* Short problem
Tally the lines that contain the string "Direction" and state that total without comment.

[Part of a data file]
--- START ---

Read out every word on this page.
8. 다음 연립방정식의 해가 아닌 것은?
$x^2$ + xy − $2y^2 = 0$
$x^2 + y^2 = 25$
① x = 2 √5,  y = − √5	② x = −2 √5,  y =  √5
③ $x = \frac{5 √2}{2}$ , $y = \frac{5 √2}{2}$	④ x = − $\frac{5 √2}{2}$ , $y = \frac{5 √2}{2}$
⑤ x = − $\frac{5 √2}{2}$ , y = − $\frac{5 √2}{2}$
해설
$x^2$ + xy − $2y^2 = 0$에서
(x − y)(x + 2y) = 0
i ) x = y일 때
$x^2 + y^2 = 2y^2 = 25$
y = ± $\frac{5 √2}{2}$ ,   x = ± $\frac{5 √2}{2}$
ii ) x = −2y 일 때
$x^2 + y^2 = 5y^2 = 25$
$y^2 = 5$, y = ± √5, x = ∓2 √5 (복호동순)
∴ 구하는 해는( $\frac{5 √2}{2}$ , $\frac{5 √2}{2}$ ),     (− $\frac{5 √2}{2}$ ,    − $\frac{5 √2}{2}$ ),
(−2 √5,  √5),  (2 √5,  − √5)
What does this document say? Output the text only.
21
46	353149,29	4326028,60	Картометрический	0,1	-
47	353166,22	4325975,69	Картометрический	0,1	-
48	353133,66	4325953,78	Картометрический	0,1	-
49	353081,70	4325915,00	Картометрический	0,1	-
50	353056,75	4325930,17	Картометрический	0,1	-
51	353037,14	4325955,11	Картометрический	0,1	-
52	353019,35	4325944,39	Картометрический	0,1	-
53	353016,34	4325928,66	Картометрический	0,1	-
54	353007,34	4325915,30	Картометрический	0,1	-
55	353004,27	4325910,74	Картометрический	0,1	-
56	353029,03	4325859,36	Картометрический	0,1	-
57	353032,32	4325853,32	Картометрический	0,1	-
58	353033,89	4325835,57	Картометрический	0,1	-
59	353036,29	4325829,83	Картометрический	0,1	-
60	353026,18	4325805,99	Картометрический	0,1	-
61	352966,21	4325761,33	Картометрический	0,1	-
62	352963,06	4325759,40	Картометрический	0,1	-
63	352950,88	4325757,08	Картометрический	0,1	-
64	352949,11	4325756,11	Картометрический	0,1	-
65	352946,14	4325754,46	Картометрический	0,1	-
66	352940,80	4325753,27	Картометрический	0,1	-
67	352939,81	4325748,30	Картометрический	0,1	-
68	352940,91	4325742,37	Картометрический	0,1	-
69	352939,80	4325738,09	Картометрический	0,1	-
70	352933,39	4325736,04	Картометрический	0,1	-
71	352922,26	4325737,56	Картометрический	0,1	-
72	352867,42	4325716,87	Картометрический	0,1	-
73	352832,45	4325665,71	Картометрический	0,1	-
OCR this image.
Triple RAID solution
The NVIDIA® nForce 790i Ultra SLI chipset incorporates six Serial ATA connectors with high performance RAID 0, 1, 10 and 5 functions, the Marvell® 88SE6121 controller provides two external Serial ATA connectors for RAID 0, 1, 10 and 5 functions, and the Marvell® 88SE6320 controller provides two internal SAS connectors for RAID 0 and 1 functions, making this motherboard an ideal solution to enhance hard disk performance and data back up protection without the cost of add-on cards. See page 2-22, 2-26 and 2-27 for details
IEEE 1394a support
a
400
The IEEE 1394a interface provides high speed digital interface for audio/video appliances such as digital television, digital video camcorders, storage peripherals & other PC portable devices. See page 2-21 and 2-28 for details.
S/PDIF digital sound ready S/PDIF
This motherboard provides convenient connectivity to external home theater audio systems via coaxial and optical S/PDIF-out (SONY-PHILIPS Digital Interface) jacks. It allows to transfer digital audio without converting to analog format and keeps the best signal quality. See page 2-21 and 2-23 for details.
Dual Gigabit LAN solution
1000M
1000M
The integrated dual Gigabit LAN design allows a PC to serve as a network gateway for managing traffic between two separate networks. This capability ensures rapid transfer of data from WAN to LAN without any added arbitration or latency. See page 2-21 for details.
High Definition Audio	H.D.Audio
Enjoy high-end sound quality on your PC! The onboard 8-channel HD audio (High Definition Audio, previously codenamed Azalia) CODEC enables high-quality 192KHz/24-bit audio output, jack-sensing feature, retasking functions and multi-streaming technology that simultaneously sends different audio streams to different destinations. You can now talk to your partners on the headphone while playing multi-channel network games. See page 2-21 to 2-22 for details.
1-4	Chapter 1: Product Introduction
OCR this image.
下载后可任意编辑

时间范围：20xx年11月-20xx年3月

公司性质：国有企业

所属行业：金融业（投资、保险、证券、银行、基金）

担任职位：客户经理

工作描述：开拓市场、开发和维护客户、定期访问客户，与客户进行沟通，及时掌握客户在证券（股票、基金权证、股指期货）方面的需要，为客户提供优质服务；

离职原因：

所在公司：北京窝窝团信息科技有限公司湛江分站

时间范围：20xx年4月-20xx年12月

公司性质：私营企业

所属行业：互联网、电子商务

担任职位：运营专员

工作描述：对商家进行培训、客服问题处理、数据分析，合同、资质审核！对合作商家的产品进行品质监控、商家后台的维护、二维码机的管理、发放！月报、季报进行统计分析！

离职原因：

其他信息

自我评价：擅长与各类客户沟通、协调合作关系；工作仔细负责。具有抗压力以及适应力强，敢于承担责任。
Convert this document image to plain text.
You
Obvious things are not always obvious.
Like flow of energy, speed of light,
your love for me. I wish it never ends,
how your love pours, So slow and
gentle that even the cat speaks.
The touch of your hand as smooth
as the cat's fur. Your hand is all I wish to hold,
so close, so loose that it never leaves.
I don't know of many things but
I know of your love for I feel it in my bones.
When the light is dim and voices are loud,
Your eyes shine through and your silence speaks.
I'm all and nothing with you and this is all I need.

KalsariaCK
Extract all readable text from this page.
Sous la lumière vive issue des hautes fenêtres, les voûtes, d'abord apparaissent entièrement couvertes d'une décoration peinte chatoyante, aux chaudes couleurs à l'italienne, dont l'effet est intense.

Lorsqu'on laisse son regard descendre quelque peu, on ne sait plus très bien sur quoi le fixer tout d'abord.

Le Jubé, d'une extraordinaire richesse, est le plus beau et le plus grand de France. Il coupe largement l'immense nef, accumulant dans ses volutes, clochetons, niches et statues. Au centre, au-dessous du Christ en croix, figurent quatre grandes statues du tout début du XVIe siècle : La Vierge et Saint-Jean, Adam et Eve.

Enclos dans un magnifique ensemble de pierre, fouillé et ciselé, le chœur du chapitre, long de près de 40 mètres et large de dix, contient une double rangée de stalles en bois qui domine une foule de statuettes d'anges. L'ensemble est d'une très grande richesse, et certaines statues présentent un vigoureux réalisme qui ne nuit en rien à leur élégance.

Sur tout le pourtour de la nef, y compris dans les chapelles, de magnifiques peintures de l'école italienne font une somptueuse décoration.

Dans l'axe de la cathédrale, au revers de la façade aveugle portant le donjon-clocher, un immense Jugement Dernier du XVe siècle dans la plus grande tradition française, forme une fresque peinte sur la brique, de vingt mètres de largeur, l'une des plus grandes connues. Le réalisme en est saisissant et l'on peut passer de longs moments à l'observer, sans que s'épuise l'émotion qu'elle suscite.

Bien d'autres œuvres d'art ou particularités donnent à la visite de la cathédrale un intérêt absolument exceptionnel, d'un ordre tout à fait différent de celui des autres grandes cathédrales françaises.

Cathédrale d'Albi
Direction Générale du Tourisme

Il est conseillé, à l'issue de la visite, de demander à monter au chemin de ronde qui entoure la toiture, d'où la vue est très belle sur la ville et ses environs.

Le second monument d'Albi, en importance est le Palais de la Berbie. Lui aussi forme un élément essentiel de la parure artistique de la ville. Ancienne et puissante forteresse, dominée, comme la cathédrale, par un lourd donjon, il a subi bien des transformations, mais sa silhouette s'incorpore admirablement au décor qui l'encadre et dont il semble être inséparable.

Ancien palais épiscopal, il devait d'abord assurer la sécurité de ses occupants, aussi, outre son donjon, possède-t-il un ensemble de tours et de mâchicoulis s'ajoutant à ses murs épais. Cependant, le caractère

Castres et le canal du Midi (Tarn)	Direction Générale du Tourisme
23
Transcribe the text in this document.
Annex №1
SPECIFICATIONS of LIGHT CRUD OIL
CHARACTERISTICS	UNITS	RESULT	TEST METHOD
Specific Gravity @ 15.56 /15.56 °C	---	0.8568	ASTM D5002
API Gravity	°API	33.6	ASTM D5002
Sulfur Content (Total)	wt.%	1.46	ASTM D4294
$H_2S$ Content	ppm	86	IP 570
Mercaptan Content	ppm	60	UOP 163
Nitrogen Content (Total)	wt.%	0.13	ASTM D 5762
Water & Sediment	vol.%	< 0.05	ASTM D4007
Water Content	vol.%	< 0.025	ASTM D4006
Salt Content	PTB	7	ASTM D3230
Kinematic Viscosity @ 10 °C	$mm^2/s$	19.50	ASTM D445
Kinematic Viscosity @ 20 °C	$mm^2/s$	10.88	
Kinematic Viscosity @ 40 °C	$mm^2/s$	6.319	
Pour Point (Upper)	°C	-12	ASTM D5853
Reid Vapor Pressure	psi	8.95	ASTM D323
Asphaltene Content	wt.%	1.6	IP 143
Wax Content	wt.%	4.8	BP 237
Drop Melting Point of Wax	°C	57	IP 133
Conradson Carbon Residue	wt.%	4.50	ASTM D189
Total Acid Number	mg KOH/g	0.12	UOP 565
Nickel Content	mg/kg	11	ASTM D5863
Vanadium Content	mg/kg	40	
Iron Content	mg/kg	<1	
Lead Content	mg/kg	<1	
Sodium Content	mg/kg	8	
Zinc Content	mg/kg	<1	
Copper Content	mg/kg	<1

--- END ---

* Result of this task
2